PROBLEM TO SOLVE: Emit the entire listing verbatim.

# start of RECORDS SHOWN

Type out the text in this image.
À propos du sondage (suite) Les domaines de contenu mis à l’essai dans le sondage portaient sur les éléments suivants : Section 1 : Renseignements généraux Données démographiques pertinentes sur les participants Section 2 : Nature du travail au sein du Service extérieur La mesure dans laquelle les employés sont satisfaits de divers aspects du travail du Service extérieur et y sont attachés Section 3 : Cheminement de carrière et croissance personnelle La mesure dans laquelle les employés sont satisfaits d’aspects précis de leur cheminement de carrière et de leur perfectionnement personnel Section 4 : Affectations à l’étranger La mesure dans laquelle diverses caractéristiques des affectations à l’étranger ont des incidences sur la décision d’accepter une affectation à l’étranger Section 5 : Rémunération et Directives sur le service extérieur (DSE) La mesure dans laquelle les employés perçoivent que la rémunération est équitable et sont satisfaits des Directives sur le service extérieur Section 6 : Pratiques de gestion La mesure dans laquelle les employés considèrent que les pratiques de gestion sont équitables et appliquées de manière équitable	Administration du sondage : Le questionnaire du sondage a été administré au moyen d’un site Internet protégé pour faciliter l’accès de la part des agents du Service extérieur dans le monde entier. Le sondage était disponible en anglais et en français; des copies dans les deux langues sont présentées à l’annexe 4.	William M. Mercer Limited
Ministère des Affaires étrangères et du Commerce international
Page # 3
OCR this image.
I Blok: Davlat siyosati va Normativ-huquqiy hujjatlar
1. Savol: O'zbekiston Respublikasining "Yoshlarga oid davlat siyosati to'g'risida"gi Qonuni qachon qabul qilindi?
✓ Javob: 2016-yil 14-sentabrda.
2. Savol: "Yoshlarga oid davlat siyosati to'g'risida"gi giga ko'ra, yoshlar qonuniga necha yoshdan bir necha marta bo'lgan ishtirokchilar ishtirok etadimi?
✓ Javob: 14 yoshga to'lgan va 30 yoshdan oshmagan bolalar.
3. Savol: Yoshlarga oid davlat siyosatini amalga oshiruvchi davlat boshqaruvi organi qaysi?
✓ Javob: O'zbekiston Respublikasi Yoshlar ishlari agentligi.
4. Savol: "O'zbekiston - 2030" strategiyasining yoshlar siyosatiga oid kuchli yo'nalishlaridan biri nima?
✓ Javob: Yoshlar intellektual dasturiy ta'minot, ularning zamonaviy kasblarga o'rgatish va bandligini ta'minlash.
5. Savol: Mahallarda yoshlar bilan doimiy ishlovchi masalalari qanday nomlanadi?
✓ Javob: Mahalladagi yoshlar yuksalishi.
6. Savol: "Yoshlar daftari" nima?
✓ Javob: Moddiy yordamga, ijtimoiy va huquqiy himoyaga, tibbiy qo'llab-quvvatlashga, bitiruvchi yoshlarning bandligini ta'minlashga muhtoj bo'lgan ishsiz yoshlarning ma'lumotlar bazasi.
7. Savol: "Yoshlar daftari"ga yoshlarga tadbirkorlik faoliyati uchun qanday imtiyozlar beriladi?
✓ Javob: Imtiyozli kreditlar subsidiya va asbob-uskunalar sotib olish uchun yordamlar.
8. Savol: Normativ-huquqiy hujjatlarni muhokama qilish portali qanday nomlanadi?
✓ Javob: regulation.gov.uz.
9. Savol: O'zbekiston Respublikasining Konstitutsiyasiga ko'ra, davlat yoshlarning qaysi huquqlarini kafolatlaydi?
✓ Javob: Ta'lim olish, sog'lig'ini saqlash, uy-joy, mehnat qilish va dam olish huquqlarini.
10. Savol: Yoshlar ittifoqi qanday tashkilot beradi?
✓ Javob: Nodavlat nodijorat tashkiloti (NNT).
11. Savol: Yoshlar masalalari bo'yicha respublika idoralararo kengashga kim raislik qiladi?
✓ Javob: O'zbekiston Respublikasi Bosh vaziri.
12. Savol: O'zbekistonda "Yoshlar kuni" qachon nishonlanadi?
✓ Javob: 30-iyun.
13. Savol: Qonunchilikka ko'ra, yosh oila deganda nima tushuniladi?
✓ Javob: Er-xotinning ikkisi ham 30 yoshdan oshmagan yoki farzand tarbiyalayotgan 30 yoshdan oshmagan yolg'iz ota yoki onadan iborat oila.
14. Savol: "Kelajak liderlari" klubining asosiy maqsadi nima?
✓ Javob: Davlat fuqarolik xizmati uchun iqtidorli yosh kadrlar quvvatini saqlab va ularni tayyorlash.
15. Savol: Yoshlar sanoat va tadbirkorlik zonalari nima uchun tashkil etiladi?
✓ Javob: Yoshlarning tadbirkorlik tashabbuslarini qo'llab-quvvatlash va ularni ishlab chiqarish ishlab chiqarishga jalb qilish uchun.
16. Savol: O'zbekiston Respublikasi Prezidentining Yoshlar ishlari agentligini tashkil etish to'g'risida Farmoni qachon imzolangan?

# end of RECORDS SHOWN

COMPLETE ANSWER:
Type out the text in this image.
À propos du sondage (suite) Les domaines de contenu mis à l’essai dans le sondage portaient sur les éléments suivants : Section 1 : Renseignements généraux Données démographiques pertinentes sur les participants Section 2 : Nature du travail au sein du Service extérieur La mesure dans laquelle les employés sont satisfaits de divers aspects du travail du Service extérieur et y sont attachés Section 3 : Cheminement de carrière et croissance personnelle La mesure dans laquelle les employés sont satisfaits d’aspects précis de leur cheminement de carrière et de leur perfectionnement personnel Section 4 : Affectations à l’étranger La mesure dans laquelle diverses caractéristiques des affectations à l’étranger ont des incidences sur la décision d’accepter une affectation à l’étranger Section 5 : Rémunération et Directives sur le service extérieur (DSE) La mesure dans laquelle les employés perçoivent que la rémunération est équitable et sont satisfaits des Directives sur le service extérieur Section 6 : Pratiques de gestion La mesure dans laquelle les employés considèrent que les pratiques de gestion sont équitables et appliquées de manière équitable	Administration du sondage : Le questionnaire du sondage a été administré au moyen d’un site Internet protégé pour faciliter l’accès de la part des agents du Service extérieur dans le monde entier. Le sondage était disponible en anglais et en français; des copies dans les deux langues sont présentées à l’annexe 4.	William M. Mercer Limited
Ministère des Affaires étrangères et du Commerce international
Page # 3
OCR this image.
I Blok: Davlat siyosati va Normativ-huquqiy hujjatlar
1. Savol: O'zbekiston Respublikasining "Yoshlarga oid davlat siyosati to'g'risida"gi Qonuni qachon qabul qilindi?
✓ Javob: 2016-yil 14-sentabrda.
2. Savol: "Yoshlarga oid davlat siyosati to'g'risida"gi giga ko'ra, yoshlar qonuniga necha yoshdan bir necha marta bo'lgan ishtirokchilar ishtirok etadimi?
✓ Javob: 14 yoshga to'lgan va 30 yoshdan oshmagan bolalar.
3. Savol: Yoshlarga oid davlat siyosatini amalga oshiruvchi davlat boshqaruvi organi qaysi?
✓ Javob: O'zbekiston Respublikasi Yoshlar ishlari agentligi.
4. Savol: "O'zbekiston - 2030" strategiyasining yoshlar siyosatiga oid kuchli yo'nalishlaridan biri nima?
✓ Javob: Yoshlar intellektual dasturiy ta'minot, ularning zamonaviy kasblarga o'rgatish va bandligini ta'minlash.
5. Savol: Mahallarda yoshlar bilan doimiy ishlovchi masalalari qanday nomlanadi?
✓ Javob: Mahalladagi yoshlar yuksalishi.
6. Savol: "Yoshlar daftari" nima?
✓ Javob: Moddiy yordamga, ijtimoiy va huquqiy himoyaga, tibbiy qo'llab-quvvatlashga, bitiruvchi yoshlarning bandligini ta'minlashga muhtoj bo'lgan ishsiz yoshlarning ma'lumotlar bazasi.
7. Savol: "Yoshlar daftari"ga yoshlarga tadbirkorlik faoliyati uchun qanday imtiyozlar beriladi?
✓ Javob: Imtiyozli kreditlar subsidiya va asbob-uskunalar sotib olish uchun yordamlar.
8. Savol: Normativ-huquqiy hujjatlarni muhokama qilish portali qanday nomlanadi?
✓ Javob: regulation.gov.uz.
9. Savol: O'zbekiston Respublikasining Konstitutsiyasiga ko'ra, davlat yoshlarning qaysi huquqlarini kafolatlaydi?
✓ Javob: Ta'lim olish, sog'lig'ini saqlash, uy-joy, mehnat qilish va dam olish huquqlarini.
10. Savol: Yoshlar ittifoqi qanday tashkilot beradi?
✓ Javob: Nodavlat nodijorat tashkiloti (NNT).
11. Savol: Yoshlar masalalari bo'yicha respublika idoralararo kengashga kim raislik qiladi?
✓ Javob: O'zbekiston Respublikasi Bosh vaziri.
12. Savol: O'zbekistonda "Yoshlar kuni" qachon nishonlanadi?
✓ Javob: 30-iyun.
13. Savol: Qonunchilikka ko'ra, yosh oila deganda nima tushuniladi?
✓ Javob: Er-xotinning ikkisi ham 30 yoshdan oshmagan yoki farzand tarbiyalayotgan 30 yoshdan oshmagan yolg'iz ota yoki onadan iborat oila.
14. Savol: "Kelajak liderlari" klubining asosiy maqsadi nima?
✓ Javob: Davlat fuqarolik xizmati uchun iqtidorli yosh kadrlar quvvatini saqlab va ularni tayyorlash.
15. Savol: Yoshlar sanoat va tadbirkorlik zonalari nima uchun tashkil etiladi?
✓ Javob: Yoshlarning tadbirkorlik tashabbuslarini qo'llab-quvvatlash va ularni ishlab chiqarish ishlab chiqarishga jalb qilish uchun.
16. Savol: O'zbekiston Respublikasi Prezidentining Yoshlar ishlari agentligini tashkil etish to'g'risida Farmoni qachon imzolangan?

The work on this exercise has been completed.